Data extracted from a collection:
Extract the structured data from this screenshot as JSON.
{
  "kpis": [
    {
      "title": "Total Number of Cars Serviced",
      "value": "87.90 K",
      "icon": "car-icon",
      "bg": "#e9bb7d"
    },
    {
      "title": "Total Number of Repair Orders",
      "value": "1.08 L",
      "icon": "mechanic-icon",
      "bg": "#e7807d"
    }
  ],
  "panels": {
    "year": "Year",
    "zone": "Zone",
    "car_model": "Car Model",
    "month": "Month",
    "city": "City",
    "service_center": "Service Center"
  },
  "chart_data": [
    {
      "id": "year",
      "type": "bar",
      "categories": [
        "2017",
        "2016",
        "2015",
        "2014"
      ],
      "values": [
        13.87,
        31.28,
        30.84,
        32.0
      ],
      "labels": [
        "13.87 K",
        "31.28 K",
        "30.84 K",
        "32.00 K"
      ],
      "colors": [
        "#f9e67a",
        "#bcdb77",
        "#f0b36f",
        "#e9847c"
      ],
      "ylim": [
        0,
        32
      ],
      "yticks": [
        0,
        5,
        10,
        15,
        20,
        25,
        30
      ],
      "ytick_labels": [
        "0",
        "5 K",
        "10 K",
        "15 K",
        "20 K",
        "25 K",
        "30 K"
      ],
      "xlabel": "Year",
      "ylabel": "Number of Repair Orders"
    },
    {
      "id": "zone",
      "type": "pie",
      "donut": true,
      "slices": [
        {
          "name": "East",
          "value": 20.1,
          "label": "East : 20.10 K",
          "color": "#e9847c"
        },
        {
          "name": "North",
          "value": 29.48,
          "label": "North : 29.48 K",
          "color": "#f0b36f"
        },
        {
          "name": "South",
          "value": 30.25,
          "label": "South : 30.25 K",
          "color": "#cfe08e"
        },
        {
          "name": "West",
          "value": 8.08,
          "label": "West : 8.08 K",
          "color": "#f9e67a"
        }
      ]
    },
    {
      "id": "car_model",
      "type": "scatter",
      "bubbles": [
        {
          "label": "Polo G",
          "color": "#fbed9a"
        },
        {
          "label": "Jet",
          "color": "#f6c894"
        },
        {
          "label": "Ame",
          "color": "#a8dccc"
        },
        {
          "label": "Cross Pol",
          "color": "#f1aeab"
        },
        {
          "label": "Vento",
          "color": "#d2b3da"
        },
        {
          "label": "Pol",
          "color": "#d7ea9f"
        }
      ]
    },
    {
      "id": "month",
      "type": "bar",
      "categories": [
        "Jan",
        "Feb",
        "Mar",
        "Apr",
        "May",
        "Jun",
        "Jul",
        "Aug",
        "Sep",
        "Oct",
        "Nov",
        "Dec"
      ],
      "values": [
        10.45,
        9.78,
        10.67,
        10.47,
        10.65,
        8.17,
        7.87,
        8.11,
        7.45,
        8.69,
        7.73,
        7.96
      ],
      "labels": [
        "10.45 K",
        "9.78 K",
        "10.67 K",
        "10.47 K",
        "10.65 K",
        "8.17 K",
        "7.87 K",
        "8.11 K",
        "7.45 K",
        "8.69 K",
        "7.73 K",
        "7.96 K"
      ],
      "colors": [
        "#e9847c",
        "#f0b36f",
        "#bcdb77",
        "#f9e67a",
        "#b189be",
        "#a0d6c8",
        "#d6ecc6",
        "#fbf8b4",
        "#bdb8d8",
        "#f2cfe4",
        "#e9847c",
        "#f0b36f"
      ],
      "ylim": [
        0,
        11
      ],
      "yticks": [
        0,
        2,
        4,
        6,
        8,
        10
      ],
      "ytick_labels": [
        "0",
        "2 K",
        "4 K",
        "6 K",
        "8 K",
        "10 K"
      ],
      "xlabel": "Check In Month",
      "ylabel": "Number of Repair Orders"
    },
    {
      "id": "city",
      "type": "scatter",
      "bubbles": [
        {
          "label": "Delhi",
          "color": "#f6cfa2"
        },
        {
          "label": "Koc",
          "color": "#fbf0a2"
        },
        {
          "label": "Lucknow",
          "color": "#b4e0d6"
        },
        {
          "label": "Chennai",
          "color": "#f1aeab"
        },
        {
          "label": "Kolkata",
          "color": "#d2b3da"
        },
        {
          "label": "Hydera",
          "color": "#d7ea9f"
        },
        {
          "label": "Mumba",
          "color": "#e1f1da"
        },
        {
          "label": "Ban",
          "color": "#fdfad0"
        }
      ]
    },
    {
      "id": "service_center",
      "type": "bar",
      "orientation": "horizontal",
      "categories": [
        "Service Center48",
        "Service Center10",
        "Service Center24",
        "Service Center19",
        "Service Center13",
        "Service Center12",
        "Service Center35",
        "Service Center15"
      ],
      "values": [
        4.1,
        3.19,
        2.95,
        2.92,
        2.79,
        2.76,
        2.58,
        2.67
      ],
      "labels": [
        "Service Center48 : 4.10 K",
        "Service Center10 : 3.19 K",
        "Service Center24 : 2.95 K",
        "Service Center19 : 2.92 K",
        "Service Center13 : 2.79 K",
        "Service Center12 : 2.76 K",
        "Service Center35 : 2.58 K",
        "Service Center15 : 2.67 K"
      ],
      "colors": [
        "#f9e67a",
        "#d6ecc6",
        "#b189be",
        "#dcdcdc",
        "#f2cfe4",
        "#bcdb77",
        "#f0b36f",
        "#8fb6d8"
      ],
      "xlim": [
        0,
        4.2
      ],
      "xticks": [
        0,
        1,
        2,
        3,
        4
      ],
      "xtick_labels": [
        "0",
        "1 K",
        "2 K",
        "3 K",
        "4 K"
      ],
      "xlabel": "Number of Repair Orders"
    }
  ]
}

**Task goal:** Go through the data and return every record exactly.

**Solution for this exercise:**
Extract the structured data from this screenshot as JSON.
{
  "kpis": [
    {
      "title": "Total Number of Cars Serviced",
      "value": "87.90 K",
      "icon": "car-icon",
      "bg": "#e9bb7d"
    },
    {
      "title": "Total Number of Repair Orders",
      "value": "1.08 L",
      "icon": "mechanic-icon",
      "bg": "#e7807d"
    }
  ],
  "panels": {
    "year": "Year",
    "zone": "Zone",
    "car_model": "Car Model",
    "month": "Month",
    "city": "City",
    "service_center": "Service Center"
  },
  "chart_data": [
    {
      "id": "year",
      "type": "bar",
      "categories": [
        "2017",
        "2016",
        "2015",
        "2014"
      ],
      "values": [
        13.87,
        31.28,
        30.84,
        32.0
      ],
      "labels": [
        "13.87 K",
        "31.28 K",
        "30.84 K",
        "32.00 K"
      ],
      "colors": [
        "#f9e67a",
        "#bcdb77",
        "#f0b36f",
        "#e9847c"
      ],
      "ylim": [
        0,
        32
      ],
      "yticks": [
        0,
        5,
        10,
        15,
        20,
        25,
        30
      ],
      "ytick_labels": [
        "0",
        "5 K",
        "10 K",
        "15 K",
        "20 K",
        "25 K",
        "30 K"
      ],
      "xlabel": "Year",
      "ylabel": "Number of Repair Orders"
    },
    {
      "id": "zone",
      "type": "pie",
      "donut": true,
      "slices": [
        {
          "name": "East",
          "value": 20.1,
          "label": "East : 20.10 K",
          "color": "#e9847c"
        },
        {
          "name": "North",
          "value": 29.48,
          "label": "North : 29.48 K",
          "color": "#f0b36f"
        },
        {
          "name": "South",
          "value": 30.25,
          "label": "South : 30.25 K",
          "color": "#cfe08e"
        },
        {
          "name": "West",
          "value": 8.08,
          "label": "West : 8.08 K",
          "color": "#f9e67a"
        }
      ]
    },
    {
      "id": "car_model",
      "type": "scatter",
      "bubbles": [
        {
          "label": "Polo G",
          "color": "#fbed9a"
        },
        {
          "label": "Jet",
          "color": "#f6c894"
        },
        {
          "label": "Ame",
          "color": "#a8dccc"
        },
        {
          "label": "Cross Pol",
          "color": "#f1aeab"
        },
        {
          "label": "Vento",
          "color": "#d2b3da"
        },
        {
          "label": "Pol",
          "color": "#d7ea9f"
        }
      ]
    },
    {
      "id": "month",
      "type": "bar",
      "categories": [
        "Jan",
        "Feb",
        "Mar",
        "Apr",
        "May",
        "Jun",
        "Jul",
        "Aug",
        "Sep",
        "Oct",
        "Nov",
        "Dec"
      ],
      "values": [
        10.45,
        9.78,
        10.67,
        10.47,
        10.65,
        8.17,
        7.87,
        8.11,
        7.45,
        8.69,
        7.73,
        7.96
      ],
      "labels": [
        "10.45 K",
        "9.78 K",
        "10.67 K",
        "10.47 K",
        "10.65 K",
        "8.17 K",
        "7.87 K",
        "8.11 K",
        "7.45 K",
        "8.69 K",
        "7.73 K",
        "7.96 K"
      ],
      "colors": [
        "#e9847c",
        "#f0b36f",
        "#bcdb77",
        "#f9e67a",
        "#b189be",
        "#a0d6c8",
        "#d6ecc6",
        "#fbf8b4",
        "#bdb8d8",
        "#f2cfe4",
        "#e9847c",
        "#f0b36f"
      ],
      "ylim": [
        0,
        11
      ],
      "yticks": [
        0,
        2,
        4,
        6,
        8,
        10
      ],
      "ytick_labels": [
        "0",
        "2 K",
        "4 K",
        "6 K",
        "8 K",
        "10 K"
      ],
      "xlabel": "Check In Month",
      "ylabel": "Number of Repair Orders"
    },
    {
      "id": "city",
      "type": "scatter",
      "bubbles": [
        {
          "label": "Delhi",
          "color": "#f6cfa2"
        },
        {
          "label": "Koc",
          "color": "#fbf0a2"
        },
        {
          "label": "Lucknow",
          "color": "#b4e0d6"
        },
        {
          "label": "Chennai",
          "color": "#f1aeab"
        },
        {
          "label": "Kolkata",
          "color": "#d2b3da"
        },
        {
          "label": "Hydera",
          "color": "#d7ea9f"
        },
        {
          "label": "Mumba",
          "color": "#e1f1da"
        },
        {
          "label": "Ban",
          "color": "#fdfad0"
        }
      ]
    },
    {
      "id": "service_center",
      "type": "bar",
      "orientation": "horizontal",
      "categories": [
        "Service Center48",
        "Service Center10",
        "Service Center24",
        "Service Center19",
        "Service Center13",
        "Service Center12",
        "Service Center35",
        "Service Center15"
      ],
      "values": [
        4.1,
        3.19,
        2.95,
        2.92,
        2.79,
        2.76,
        2.58,
        2.67
      ],
      "labels": [
        "Service Center48 : 4.10 K",
        "Service Center10 : 3.19 K",
        "Service Center24 : 2.95 K",
        "Service Center19 : 2.92 K",
        "Service Center13 : 2.79 K",
        "Service Center12 : 2.76 K",
        "Service Center35 : 2.58 K",
        "Service Center15 : 2.67 K"
      ],
      "colors": [
        "#f9e67a",
        "#d6ecc6",
        "#b189be",
        "#dcdcdc",
        "#f2cfe4",
        "#bcdb77",
        "#f0b36f",
        "#8fb6d8"
      ],
      "xlim": [
        0,
        4.2
      ],
      "xticks": [
        0,
        1,
        2,
        3,
        4
      ],
      "xtick_labels": [
        "0",
        "1 K",
        "2 K",
        "3 K",
        "4 K"
      ],
      "xlabel": "Number of Repair Orders"
    }
  ]
}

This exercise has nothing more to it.